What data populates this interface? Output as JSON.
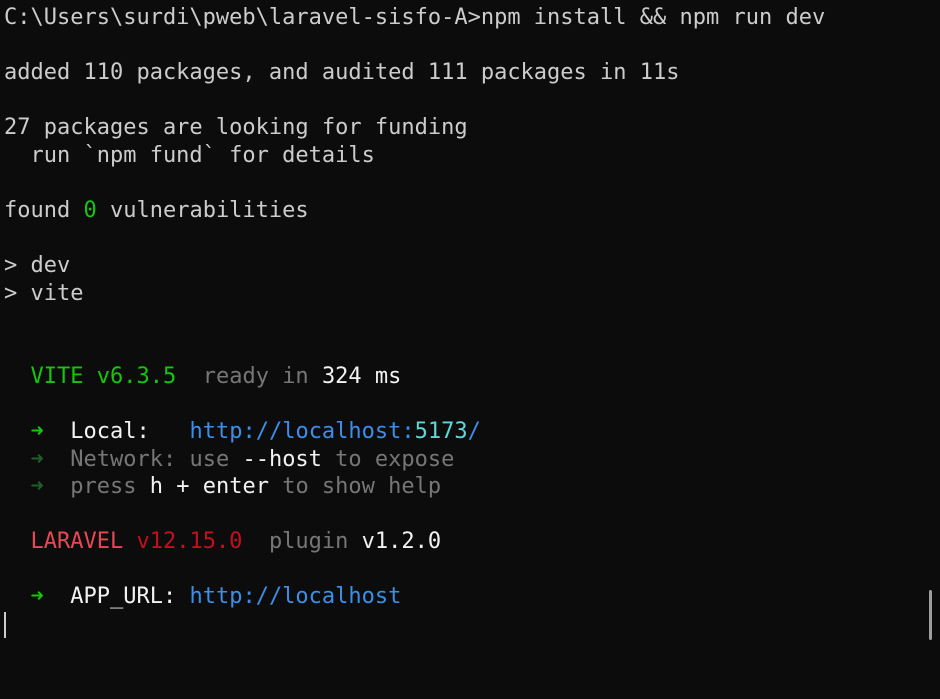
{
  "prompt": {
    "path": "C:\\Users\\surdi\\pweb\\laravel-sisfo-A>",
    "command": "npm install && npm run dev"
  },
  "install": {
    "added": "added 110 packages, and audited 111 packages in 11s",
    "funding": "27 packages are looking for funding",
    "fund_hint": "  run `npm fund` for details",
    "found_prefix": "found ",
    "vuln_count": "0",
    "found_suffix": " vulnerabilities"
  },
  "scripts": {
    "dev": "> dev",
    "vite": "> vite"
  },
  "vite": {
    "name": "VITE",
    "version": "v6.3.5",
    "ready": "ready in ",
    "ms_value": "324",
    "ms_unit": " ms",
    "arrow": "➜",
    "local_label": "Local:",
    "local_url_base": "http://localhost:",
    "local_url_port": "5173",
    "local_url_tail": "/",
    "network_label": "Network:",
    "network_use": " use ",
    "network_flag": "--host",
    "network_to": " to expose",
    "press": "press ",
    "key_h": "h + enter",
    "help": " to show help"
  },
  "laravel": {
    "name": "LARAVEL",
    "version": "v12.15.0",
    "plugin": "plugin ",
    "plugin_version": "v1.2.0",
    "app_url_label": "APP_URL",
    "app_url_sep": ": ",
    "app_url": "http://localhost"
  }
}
* * *
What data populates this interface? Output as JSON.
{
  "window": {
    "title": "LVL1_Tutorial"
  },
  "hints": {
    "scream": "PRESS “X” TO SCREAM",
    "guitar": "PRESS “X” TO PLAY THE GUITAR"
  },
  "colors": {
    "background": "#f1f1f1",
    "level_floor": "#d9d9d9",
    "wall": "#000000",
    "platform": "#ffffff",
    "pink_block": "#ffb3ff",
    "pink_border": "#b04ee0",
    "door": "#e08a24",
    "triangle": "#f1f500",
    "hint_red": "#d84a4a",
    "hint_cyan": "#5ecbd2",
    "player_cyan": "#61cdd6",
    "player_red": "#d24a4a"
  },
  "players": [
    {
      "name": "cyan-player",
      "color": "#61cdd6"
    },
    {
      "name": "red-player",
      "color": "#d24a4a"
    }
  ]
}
--
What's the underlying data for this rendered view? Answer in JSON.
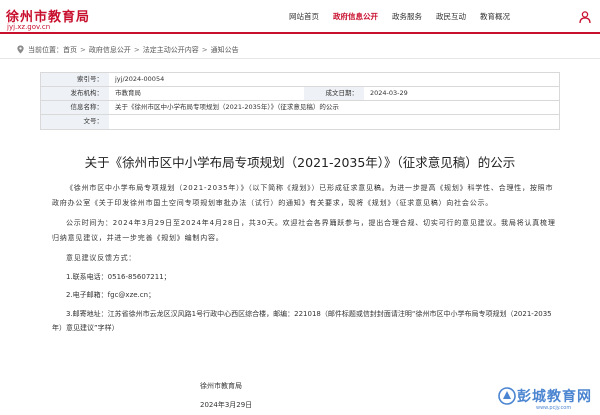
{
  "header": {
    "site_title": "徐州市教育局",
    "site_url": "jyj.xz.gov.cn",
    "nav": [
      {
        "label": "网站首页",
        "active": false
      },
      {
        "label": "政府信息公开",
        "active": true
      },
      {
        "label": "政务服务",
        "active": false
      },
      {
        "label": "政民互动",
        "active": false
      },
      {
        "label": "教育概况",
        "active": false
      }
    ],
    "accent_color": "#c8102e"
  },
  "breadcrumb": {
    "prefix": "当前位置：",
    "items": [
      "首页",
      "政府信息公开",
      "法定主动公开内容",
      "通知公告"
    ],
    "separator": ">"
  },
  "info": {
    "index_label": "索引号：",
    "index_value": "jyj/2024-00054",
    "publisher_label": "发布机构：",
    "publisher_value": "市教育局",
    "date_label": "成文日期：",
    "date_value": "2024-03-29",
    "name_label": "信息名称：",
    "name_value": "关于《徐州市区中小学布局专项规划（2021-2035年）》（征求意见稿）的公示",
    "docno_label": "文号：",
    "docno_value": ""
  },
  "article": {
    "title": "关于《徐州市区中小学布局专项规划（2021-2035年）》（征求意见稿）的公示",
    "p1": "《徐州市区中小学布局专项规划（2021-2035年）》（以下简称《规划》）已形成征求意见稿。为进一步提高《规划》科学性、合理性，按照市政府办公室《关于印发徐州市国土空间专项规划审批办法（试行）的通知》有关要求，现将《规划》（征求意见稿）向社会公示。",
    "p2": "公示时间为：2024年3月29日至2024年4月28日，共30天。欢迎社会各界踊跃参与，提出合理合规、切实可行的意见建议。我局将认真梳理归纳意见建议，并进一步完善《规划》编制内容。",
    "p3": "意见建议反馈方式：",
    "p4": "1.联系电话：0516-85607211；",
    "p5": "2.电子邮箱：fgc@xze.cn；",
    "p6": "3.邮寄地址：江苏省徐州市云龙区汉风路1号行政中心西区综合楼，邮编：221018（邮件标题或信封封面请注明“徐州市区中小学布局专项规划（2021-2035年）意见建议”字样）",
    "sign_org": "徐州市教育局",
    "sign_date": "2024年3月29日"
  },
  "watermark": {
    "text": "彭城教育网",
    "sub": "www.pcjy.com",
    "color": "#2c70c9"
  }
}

§ Objective
Write down every line of the data above that includes the string "徐州市区中小学布局专项规划".

§ Result for this exercise
    "name_value": "关于《徐州市区中小学布局专项规划（2021-2035年）》（征求意见稿）的公示",
    "title": "关于《徐州市区中小学布局专项规划（2021-2035年）》（征求意见稿）的公示",
    "p1": "《徐州市区中小学布局专项规划（2021-2035年）》（以下简称《规划》）已形成征求意见稿。为进一步提高《规划》科学性、合理性，按照市政府办公室《关于印发徐州市国土空间专项规划审批办法（试行）的通知》有关要求，现将《规划》（征求意见稿）向社会公示。",
    "p6": "3.邮寄地址：江苏省徐州市云龙区汉风路1号行政中心西区综合楼，邮编：221018（邮件标题或信封封面请注明“徐州市区中小学布局专项规划（2021-2035年）意见建议”字样）",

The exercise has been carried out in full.